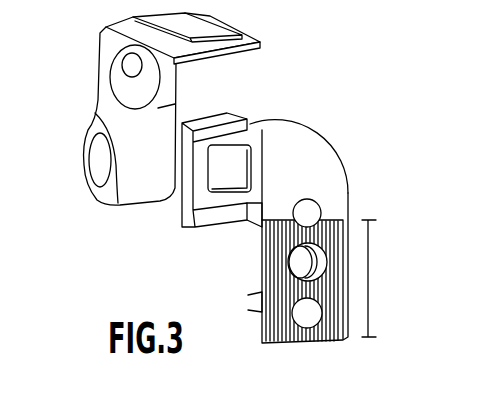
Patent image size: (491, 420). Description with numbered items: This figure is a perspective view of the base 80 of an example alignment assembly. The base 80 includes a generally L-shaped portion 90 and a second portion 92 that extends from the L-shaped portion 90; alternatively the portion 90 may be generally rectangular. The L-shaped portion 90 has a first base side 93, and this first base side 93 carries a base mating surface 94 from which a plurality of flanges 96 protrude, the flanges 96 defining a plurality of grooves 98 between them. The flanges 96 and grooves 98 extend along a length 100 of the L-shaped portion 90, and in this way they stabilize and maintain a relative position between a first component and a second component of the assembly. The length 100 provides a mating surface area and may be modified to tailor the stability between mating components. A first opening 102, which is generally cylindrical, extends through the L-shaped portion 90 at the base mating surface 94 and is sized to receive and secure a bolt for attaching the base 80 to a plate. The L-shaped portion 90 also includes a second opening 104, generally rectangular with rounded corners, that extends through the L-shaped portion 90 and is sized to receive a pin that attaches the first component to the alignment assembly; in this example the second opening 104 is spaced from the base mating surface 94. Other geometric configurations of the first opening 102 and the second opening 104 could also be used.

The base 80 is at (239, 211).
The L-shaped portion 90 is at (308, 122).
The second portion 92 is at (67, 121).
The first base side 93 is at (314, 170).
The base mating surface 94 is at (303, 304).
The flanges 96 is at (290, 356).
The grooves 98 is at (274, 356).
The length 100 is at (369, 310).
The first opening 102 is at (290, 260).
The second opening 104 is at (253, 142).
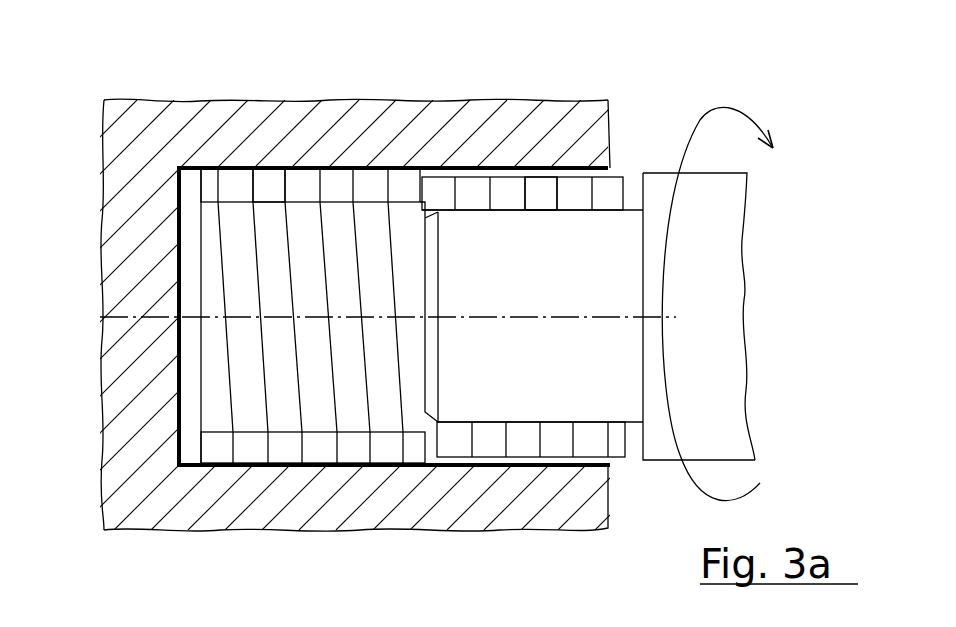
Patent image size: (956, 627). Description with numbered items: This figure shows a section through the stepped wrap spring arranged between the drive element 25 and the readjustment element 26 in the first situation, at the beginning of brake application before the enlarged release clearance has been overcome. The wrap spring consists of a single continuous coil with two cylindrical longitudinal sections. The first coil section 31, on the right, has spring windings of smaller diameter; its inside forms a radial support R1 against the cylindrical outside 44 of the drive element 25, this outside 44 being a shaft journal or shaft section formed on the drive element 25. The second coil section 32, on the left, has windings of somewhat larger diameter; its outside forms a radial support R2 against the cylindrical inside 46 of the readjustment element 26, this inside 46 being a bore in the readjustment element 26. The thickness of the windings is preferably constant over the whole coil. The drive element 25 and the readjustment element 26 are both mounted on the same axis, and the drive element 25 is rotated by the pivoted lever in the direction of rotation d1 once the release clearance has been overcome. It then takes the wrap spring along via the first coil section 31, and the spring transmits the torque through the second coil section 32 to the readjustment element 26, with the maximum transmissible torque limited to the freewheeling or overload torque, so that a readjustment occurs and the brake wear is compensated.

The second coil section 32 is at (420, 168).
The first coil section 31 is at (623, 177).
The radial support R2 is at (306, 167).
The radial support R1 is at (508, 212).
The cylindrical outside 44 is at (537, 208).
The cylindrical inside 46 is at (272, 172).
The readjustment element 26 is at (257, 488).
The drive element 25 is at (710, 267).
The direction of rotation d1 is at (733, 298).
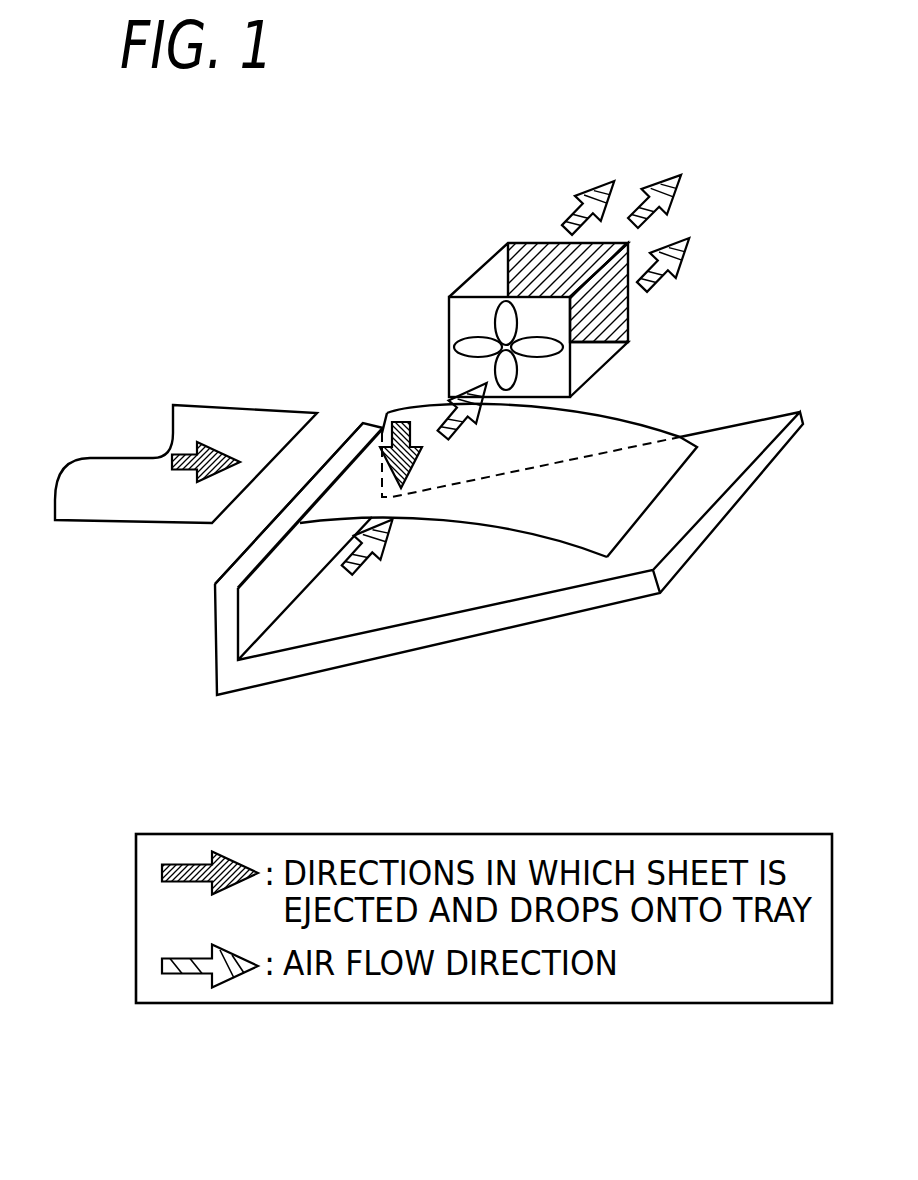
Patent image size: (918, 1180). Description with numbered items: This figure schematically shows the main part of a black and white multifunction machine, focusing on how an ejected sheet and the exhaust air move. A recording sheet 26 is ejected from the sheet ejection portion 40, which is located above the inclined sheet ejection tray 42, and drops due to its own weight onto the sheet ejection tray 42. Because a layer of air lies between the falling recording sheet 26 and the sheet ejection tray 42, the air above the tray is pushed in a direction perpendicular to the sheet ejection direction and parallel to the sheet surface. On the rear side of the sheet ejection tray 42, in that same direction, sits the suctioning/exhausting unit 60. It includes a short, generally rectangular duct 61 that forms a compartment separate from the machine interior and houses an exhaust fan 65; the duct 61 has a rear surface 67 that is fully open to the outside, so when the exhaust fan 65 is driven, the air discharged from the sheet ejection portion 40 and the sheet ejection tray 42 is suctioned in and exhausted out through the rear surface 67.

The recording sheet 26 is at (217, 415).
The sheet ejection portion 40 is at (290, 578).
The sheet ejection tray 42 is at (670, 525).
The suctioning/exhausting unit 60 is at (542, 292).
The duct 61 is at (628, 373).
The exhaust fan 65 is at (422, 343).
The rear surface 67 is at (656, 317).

★ ★ ★ ★ ★

Reproduce every line of the data above verbatim, leaving out the pictures.

Patent image size: (491, 420). Description with numbered items: This figure is a perspective view of the base 80 of an example alignment assembly. The base 80 includes a generally L-shaped portion 90 and a second portion 92 that extends from the L-shaped portion 90; alternatively the portion 90 may be generally rectangular. The L-shaped portion 90 has a first base side 93, and this first base side 93 carries a base mating surface 94 from which a plurality of flanges 96 protrude, the flanges 96 defining a plurality of grooves 98 between them. The flanges 96 and grooves 98 extend along a length 100 of the L-shaped portion 90, and in this way they stabilize and maintain a relative position between a first component and a second component of the assembly. The length 100 provides a mating surface area and may be modified to tailor the stability between mating components. A first opening 102, which is generally cylindrical, extends through the L-shaped portion 90 at the base mating surface 94 and is sized to receive and secure a bolt for attaching the base 80 to a plate. The L-shaped portion 90 also includes a second opening 104, generally rectangular with rounded corners, that extends through the L-shaped portion 90 and is sized to receive a pin that attaches the first component to the alignment assembly; in this example the second opening 104 is spaced from the base mating surface 94. Other geometric configurations of the first opening 102 and the second opening 104 could also be used.

The base 80 is at (239, 211).
The L-shaped portion 90 is at (308, 122).
The second portion 92 is at (67, 121).
The first base side 93 is at (314, 170).
The base mating surface 94 is at (303, 304).
The flanges 96 is at (290, 356).
The grooves 98 is at (274, 356).
The length 100 is at (369, 310).
The first opening 102 is at (290, 260).
The second opening 104 is at (253, 142).
Patent image size: (956, 627). Description with numbered items: This figure shows a section through the stepped wrap spring arranged between the drive element 25 and the readjustment element 26 in the first situation, at the beginning of brake application before the enlarged release clearance has been overcome. The wrap spring consists of a single continuous coil with two cylindrical longitudinal sections. The first coil section 31, on the right, has spring windings of smaller diameter; its inside forms a radial support R1 against the cylindrical outside 44 of the drive element 25, this outside 44 being a shaft journal or shaft section formed on the drive element 25. The second coil section 32, on the left, has windings of somewhat larger diameter; its outside forms a radial support R2 against the cylindrical inside 46 of the readjustment element 26, this inside 46 being a bore in the readjustment element 26. The thickness of the windings is preferably constant over the whole coil. The drive element 25 and the readjustment element 26 are both mounted on the same axis, and the drive element 25 is rotated by the pivoted lever in the direction of rotation d1 once the release clearance has been overcome. It then takes the wrap spring along via the first coil section 31, and the spring transmits the torque through the second coil section 32 to the readjustment element 26, with the maximum transmissible torque limited to the freewheeling or overload torque, so that a readjustment occurs and the brake wear is compensated.

The second coil section 32 is at (420, 168).
The first coil section 31 is at (623, 177).
The radial support R2 is at (306, 167).
The radial support R1 is at (508, 212).
The cylindrical outside 44 is at (537, 208).
The cylindrical inside 46 is at (272, 172).
The readjustment element 26 is at (257, 488).
The drive element 25 is at (710, 267).
The direction of rotation d1 is at (733, 298).
Patent image size: (918, 1180). Description with numbered items: This figure schematically shows the main part of a black and white multifunction machine, focusing on how an ejected sheet and the exhaust air move. A recording sheet 26 is ejected from the sheet ejection portion 40, which is located above the inclined sheet ejection tray 42, and drops due to its own weight onto the sheet ejection tray 42. Because a layer of air lies between the falling recording sheet 26 and the sheet ejection tray 42, the air above the tray is pushed in a direction perpendicular to the sheet ejection direction and parallel to the sheet surface. On the rear side of the sheet ejection tray 42, in that same direction, sits the suctioning/exhausting unit 60. It includes a short, generally rectangular duct 61 that forms a compartment separate from the machine interior and houses an exhaust fan 65; the duct 61 has a rear surface 67 that is fully open to the outside, so when the exhaust fan 65 is driven, the air discharged from the sheet ejection portion 40 and the sheet ejection tray 42 is suctioned in and exhausted out through the rear surface 67.

The recording sheet 26 is at (217, 415).
The sheet ejection portion 40 is at (290, 578).
The sheet ejection tray 42 is at (670, 525).
The suctioning/exhausting unit 60 is at (542, 292).
The duct 61 is at (628, 373).
The exhaust fan 65 is at (422, 343).
The rear surface 67 is at (656, 317).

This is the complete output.